Produce an exact copy of all the data below, dropping every image.

Data records
-- begin --

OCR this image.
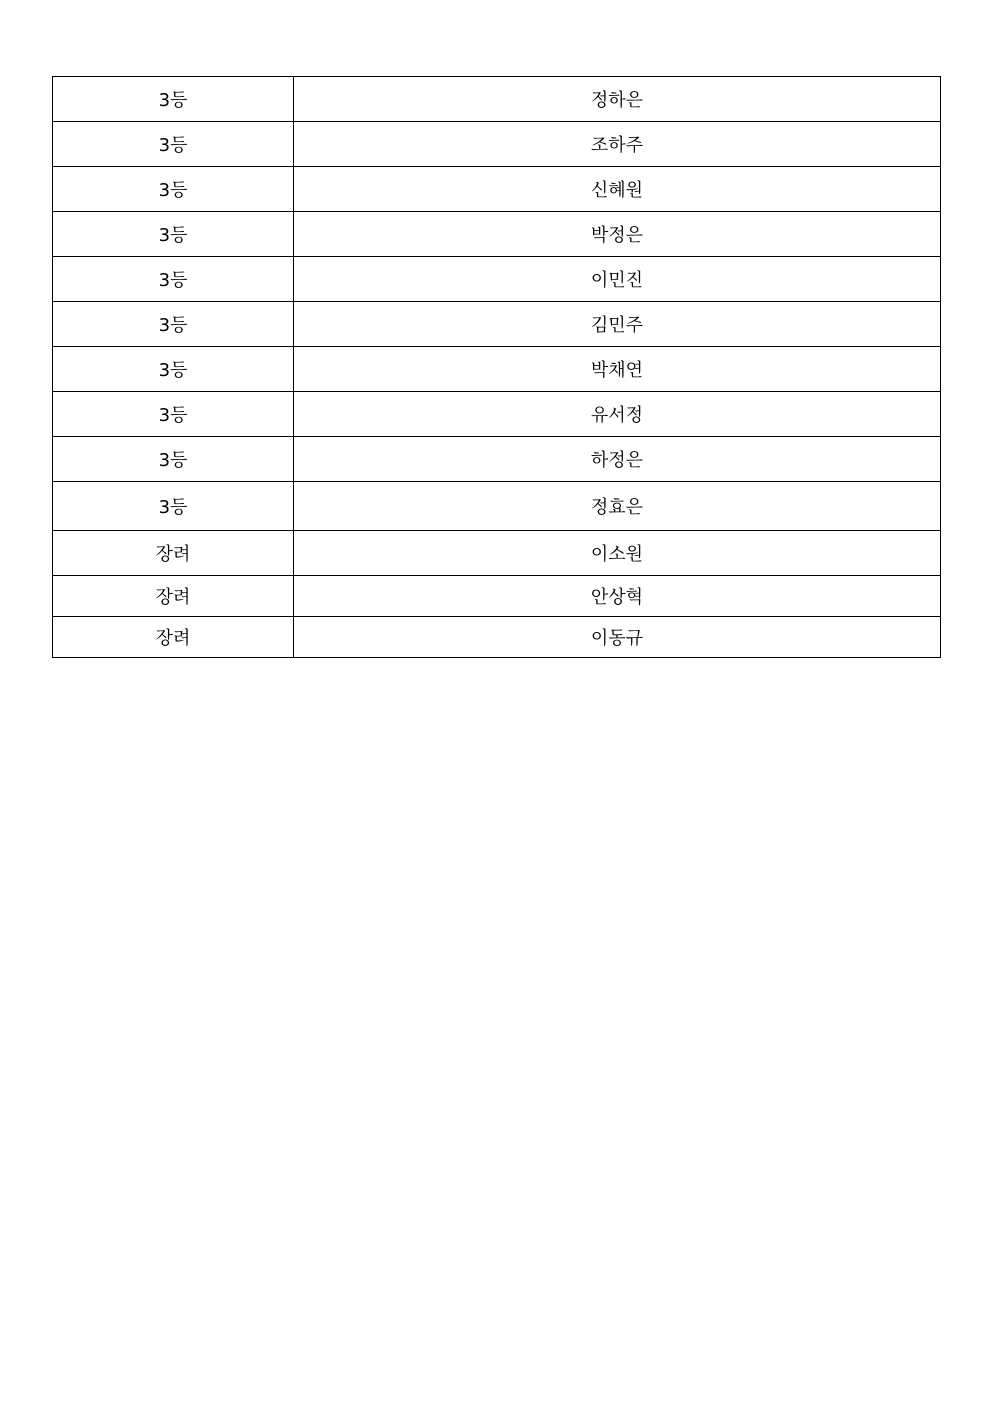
3등	정하은
3등	조하주
3등	신혜원
3등	박정은
3등	이민진
3등	김민주
3등	박채연
3등	유서정
3등	하정은
3등	정효은
장려	이소원
장려	안상혁
장려	이동규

-- end --

# Solution to the problem:
OCR this image.
3등	정하은
3등	조하주
3등	신혜원
3등	박정은
3등	이민진
3등	김민주
3등	박채연
3등	유서정
3등	하정은
3등	정효은
장려	이소원
장려	안상혁
장려	이동규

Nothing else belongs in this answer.